WHAT IS ASKED :: Repeat the entire listing exactly.
::::::
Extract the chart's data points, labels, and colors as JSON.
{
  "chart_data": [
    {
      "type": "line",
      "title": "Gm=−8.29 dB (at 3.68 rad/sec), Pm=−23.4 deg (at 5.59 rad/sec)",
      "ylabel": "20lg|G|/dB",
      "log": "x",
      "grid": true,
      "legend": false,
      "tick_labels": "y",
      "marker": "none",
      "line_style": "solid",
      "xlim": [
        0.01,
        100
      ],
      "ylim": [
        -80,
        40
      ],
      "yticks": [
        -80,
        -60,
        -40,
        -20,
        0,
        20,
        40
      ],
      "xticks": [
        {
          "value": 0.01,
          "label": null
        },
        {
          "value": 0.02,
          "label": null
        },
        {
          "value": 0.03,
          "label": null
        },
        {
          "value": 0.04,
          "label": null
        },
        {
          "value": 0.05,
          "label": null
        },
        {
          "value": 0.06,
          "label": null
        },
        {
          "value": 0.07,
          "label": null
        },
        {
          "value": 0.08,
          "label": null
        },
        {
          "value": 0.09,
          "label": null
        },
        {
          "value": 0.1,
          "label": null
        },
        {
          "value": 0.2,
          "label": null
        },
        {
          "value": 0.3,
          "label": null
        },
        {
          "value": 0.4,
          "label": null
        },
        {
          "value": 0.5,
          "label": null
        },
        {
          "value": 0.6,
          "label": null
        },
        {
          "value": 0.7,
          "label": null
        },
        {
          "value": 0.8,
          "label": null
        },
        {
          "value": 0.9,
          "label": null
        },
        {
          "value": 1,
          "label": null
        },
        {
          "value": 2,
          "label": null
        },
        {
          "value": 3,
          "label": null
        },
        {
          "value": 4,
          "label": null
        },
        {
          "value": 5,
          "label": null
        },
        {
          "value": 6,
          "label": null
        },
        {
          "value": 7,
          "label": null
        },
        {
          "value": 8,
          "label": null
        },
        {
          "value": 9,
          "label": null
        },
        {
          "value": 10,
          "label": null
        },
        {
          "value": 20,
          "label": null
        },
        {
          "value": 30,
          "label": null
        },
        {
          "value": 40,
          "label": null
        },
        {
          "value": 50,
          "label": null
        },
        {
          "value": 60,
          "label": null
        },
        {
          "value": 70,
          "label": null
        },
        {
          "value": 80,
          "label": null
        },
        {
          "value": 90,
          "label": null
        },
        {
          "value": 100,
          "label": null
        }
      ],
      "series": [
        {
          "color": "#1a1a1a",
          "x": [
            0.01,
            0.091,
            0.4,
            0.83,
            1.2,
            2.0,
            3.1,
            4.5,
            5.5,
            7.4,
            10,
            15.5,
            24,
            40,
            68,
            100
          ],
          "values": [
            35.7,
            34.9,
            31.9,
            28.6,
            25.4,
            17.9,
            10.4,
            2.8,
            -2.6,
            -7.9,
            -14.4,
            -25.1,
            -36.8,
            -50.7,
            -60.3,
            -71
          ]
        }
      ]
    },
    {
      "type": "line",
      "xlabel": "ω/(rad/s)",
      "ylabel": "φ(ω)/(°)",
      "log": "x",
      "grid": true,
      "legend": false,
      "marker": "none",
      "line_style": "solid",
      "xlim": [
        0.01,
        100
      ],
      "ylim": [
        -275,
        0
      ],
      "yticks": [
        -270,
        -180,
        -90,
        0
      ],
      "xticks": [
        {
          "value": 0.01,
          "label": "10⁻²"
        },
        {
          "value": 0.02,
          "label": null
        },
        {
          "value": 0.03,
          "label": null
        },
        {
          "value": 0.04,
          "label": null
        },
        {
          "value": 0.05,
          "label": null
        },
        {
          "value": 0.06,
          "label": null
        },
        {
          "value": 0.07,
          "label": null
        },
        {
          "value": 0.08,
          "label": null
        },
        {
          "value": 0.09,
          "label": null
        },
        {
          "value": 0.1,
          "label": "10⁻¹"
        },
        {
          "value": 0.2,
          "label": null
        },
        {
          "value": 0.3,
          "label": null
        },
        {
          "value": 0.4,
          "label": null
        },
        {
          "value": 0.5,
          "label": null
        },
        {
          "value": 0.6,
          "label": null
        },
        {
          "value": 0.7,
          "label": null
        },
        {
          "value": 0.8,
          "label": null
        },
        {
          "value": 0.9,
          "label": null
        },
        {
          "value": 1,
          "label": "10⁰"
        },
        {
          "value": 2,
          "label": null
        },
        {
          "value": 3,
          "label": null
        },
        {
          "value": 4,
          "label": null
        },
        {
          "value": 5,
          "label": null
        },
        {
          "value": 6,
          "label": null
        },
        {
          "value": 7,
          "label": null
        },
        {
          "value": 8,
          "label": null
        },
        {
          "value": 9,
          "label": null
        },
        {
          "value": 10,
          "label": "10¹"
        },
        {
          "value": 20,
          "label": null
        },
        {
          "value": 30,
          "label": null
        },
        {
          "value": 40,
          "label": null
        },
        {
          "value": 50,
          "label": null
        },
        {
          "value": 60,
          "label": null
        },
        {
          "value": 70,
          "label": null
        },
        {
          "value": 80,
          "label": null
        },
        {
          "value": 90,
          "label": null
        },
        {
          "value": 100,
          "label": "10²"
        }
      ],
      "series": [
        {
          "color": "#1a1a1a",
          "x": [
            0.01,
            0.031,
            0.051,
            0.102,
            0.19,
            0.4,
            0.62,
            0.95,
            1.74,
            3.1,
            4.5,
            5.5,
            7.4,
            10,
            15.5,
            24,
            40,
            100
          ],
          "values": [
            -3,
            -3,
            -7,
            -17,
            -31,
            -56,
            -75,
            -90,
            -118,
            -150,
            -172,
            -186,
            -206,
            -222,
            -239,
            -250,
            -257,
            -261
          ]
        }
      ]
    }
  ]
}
::::::
ANSWER ::
Extract the chart's data points, labels, and colors as JSON.
{
  "chart_data": [
    {
      "type": "line",
      "title": "Gm=−8.29 dB (at 3.68 rad/sec), Pm=−23.4 deg (at 5.59 rad/sec)",
      "ylabel": "20lg|G|/dB",
      "log": "x",
      "grid": true,
      "legend": false,
      "tick_labels": "y",
      "marker": "none",
      "line_style": "solid",
      "xlim": [
        0.01,
        100
      ],
      "ylim": [
        -80,
        40
      ],
      "yticks": [
        -80,
        -60,
        -40,
        -20,
        0,
        20,
        40
      ],
      "xticks": [
        {
          "value": 0.01,
          "label": null
        },
        {
          "value": 0.02,
          "label": null
        },
        {
          "value": 0.03,
          "label": null
        },
        {
          "value": 0.04,
          "label": null
        },
        {
          "value": 0.05,
          "label": null
        },
        {
          "value": 0.06,
          "label": null
        },
        {
          "value": 0.07,
          "label": null
        },
        {
          "value": 0.08,
          "label": null
        },
        {
          "value": 0.09,
          "label": null
        },
        {
          "value": 0.1,
          "label": null
        },
        {
          "value": 0.2,
          "label": null
        },
        {
          "value": 0.3,
          "label": null
        },
        {
          "value": 0.4,
          "label": null
        },
        {
          "value": 0.5,
          "label": null
        },
        {
          "value": 0.6,
          "label": null
        },
        {
          "value": 0.7,
          "label": null
        },
        {
          "value": 0.8,
          "label": null
        },
        {
          "value": 0.9,
          "label": null
        },
        {
          "value": 1,
          "label": null
        },
        {
          "value": 2,
          "label": null
        },
        {
          "value": 3,
          "label": null
        },
        {
          "value": 4,
          "label": null
        },
        {
          "value": 5,
          "label": null
        },
        {
          "value": 6,
          "label": null
        },
        {
          "value": 7,
          "label": null
        },
        {
          "value": 8,
          "label": null
        },
        {
          "value": 9,
          "label": null
        },
        {
          "value": 10,
          "label": null
        },
        {
          "value": 20,
          "label": null
        },
        {
          "value": 30,
          "label": null
        },
        {
          "value": 40,
          "label": null
        },
        {
          "value": 50,
          "label": null
        },
        {
          "value": 60,
          "label": null
        },
        {
          "value": 70,
          "label": null
        },
        {
          "value": 80,
          "label": null
        },
        {
          "value": 90,
          "label": null
        },
        {
          "value": 100,
          "label": null
        }
      ],
      "series": [
        {
          "color": "#1a1a1a",
          "x": [
            0.01,
            0.091,
            0.4,
            0.83,
            1.2,
            2.0,
            3.1,
            4.5,
            5.5,
            7.4,
            10,
            15.5,
            24,
            40,
            68,
            100
          ],
          "values": [
            35.7,
            34.9,
            31.9,
            28.6,
            25.4,
            17.9,
            10.4,
            2.8,
            -2.6,
            -7.9,
            -14.4,
            -25.1,
            -36.8,
            -50.7,
            -60.3,
            -71
          ]
        }
      ]
    },
    {
      "type": "line",
      "xlabel": "ω/(rad/s)",
      "ylabel": "φ(ω)/(°)",
      "log": "x",
      "grid": true,
      "legend": false,
      "marker": "none",
      "line_style": "solid",
      "xlim": [
        0.01,
        100
      ],
      "ylim": [
        -275,
        0
      ],
      "yticks": [
        -270,
        -180,
        -90,
        0
      ],
      "xticks": [
        {
          "value": 0.01,
          "label": "10⁻²"
        },
        {
          "value": 0.02,
          "label": null
        },
        {
          "value": 0.03,
          "label": null
        },
        {
          "value": 0.04,
          "label": null
        },
        {
          "value": 0.05,
          "label": null
        },
        {
          "value": 0.06,
          "label": null
        },
        {
          "value": 0.07,
          "label": null
        },
        {
          "value": 0.08,
          "label": null
        },
        {
          "value": 0.09,
          "label": null
        },
        {
          "value": 0.1,
          "label": "10⁻¹"
        },
        {
          "value": 0.2,
          "label": null
        },
        {
          "value": 0.3,
          "label": null
        },
        {
          "value": 0.4,
          "label": null
        },
        {
          "value": 0.5,
          "label": null
        },
        {
          "value": 0.6,
          "label": null
        },
        {
          "value": 0.7,
          "label": null
        },
        {
          "value": 0.8,
          "label": null
        },
        {
          "value": 0.9,
          "label": null
        },
        {
          "value": 1,
          "label": "10⁰"
        },
        {
          "value": 2,
          "label": null
        },
        {
          "value": 3,
          "label": null
        },
        {
          "value": 4,
          "label": null
        },
        {
          "value": 5,
          "label": null
        },
        {
          "value": 6,
          "label": null
        },
        {
          "value": 7,
          "label": null
        },
        {
          "value": 8,
          "label": null
        },
        {
          "value": 9,
          "label": null
        },
        {
          "value": 10,
          "label": "10¹"
        },
        {
          "value": 20,
          "label": null
        },
        {
          "value": 30,
          "label": null
        },
        {
          "value": 40,
          "label": null
        },
        {
          "value": 50,
          "label": null
        },
        {
          "value": 60,
          "label": null
        },
        {
          "value": 70,
          "label": null
        },
        {
          "value": 80,
          "label": null
        },
        {
          "value": 90,
          "label": null
        },
        {
          "value": 100,
          "label": "10²"
        }
      ],
      "series": [
        {
          "color": "#1a1a1a",
          "x": [
            0.01,
            0.031,
            0.051,
            0.102,
            0.19,
            0.4,
            0.62,
            0.95,
            1.74,
            3.1,
            4.5,
            5.5,
            7.4,
            10,
            15.5,
            24,
            40,
            100
          ],
          "values": [
            -3,
            -3,
            -7,
            -17,
            -31,
            -56,
            -75,
            -90,
            -118,
            -150,
            -172,
            -186,
            -206,
            -222,
            -239,
            -250,
            -257,
            -261
          ]
        }
      ]
    }
  ]
}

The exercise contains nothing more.